Stated goal:
Quote each record exactly, please, leaving none out.

## START Material for this task

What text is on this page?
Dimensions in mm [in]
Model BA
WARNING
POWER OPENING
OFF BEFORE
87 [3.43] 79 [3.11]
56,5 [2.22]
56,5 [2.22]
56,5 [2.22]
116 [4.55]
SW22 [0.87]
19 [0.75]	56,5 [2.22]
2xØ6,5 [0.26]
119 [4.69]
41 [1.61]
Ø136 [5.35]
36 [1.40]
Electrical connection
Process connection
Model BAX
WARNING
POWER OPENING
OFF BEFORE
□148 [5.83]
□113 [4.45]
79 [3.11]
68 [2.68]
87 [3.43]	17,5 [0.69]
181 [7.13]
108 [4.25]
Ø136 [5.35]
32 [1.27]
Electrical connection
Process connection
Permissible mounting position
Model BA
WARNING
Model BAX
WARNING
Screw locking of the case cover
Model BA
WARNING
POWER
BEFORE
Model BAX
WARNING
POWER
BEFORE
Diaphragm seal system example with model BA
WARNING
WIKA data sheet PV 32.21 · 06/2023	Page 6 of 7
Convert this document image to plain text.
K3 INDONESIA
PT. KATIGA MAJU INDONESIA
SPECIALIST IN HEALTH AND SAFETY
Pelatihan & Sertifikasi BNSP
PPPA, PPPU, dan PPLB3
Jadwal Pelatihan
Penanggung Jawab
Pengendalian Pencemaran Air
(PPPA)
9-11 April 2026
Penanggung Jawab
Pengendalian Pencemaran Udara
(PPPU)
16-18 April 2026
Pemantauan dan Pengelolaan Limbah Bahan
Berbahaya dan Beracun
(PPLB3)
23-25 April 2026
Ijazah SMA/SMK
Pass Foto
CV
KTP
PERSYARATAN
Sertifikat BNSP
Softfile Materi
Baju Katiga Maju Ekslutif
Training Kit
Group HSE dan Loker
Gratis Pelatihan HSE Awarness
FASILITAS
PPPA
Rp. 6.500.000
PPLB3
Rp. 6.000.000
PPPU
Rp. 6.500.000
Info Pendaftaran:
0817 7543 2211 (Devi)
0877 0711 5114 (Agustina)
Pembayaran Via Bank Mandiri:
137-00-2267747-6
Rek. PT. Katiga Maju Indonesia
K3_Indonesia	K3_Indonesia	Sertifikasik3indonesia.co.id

## END Material for this task

Solution to the exercise:
What text is on this page?
Dimensions in mm [in]
Model BA
WARNING
POWER OPENING
OFF BEFORE
87 [3.43] 79 [3.11]
56,5 [2.22]
56,5 [2.22]
56,5 [2.22]
116 [4.55]
SW22 [0.87]
19 [0.75]	56,5 [2.22]
2xØ6,5 [0.26]
119 [4.69]
41 [1.61]
Ø136 [5.35]
36 [1.40]
Electrical connection
Process connection
Model BAX
WARNING
POWER OPENING
OFF BEFORE
□148 [5.83]
□113 [4.45]
79 [3.11]
68 [2.68]
87 [3.43]	17,5 [0.69]
181 [7.13]
108 [4.25]
Ø136 [5.35]
32 [1.27]
Electrical connection
Process connection
Permissible mounting position
Model BA
WARNING
Model BAX
WARNING
Screw locking of the case cover
Model BA
WARNING
POWER
BEFORE
Model BAX
WARNING
POWER
BEFORE
Diaphragm seal system example with model BA
WARNING
WIKA data sheet PV 32.21 · 06/2023	Page 6 of 7
Convert this document image to plain text.
K3 INDONESIA
PT. KATIGA MAJU INDONESIA
SPECIALIST IN HEALTH AND SAFETY
Pelatihan & Sertifikasi BNSP
PPPA, PPPU, dan PPLB3
Jadwal Pelatihan
Penanggung Jawab
Pengendalian Pencemaran Air
(PPPA)
9-11 April 2026
Penanggung Jawab
Pengendalian Pencemaran Udara
(PPPU)
16-18 April 2026
Pemantauan dan Pengelolaan Limbah Bahan
Berbahaya dan Beracun
(PPLB3)
23-25 April 2026
Ijazah SMA/SMK
Pass Foto
CV
KTP
PERSYARATAN
Sertifikat BNSP
Softfile Materi
Baju Katiga Maju Ekslutif
Training Kit
Group HSE dan Loker
Gratis Pelatihan HSE Awarness
FASILITAS
PPPA
Rp. 6.500.000
PPLB3
Rp. 6.000.000
PPPU
Rp. 6.500.000
Info Pendaftaran:
0817 7543 2211 (Devi)
0877 0711 5114 (Agustina)
Pembayaran Via Bank Mandiri:
137-00-2267747-6
Rek. PT. Katiga Maju Indonesia
K3_Indonesia	K3_Indonesia	Sertifikasik3indonesia.co.id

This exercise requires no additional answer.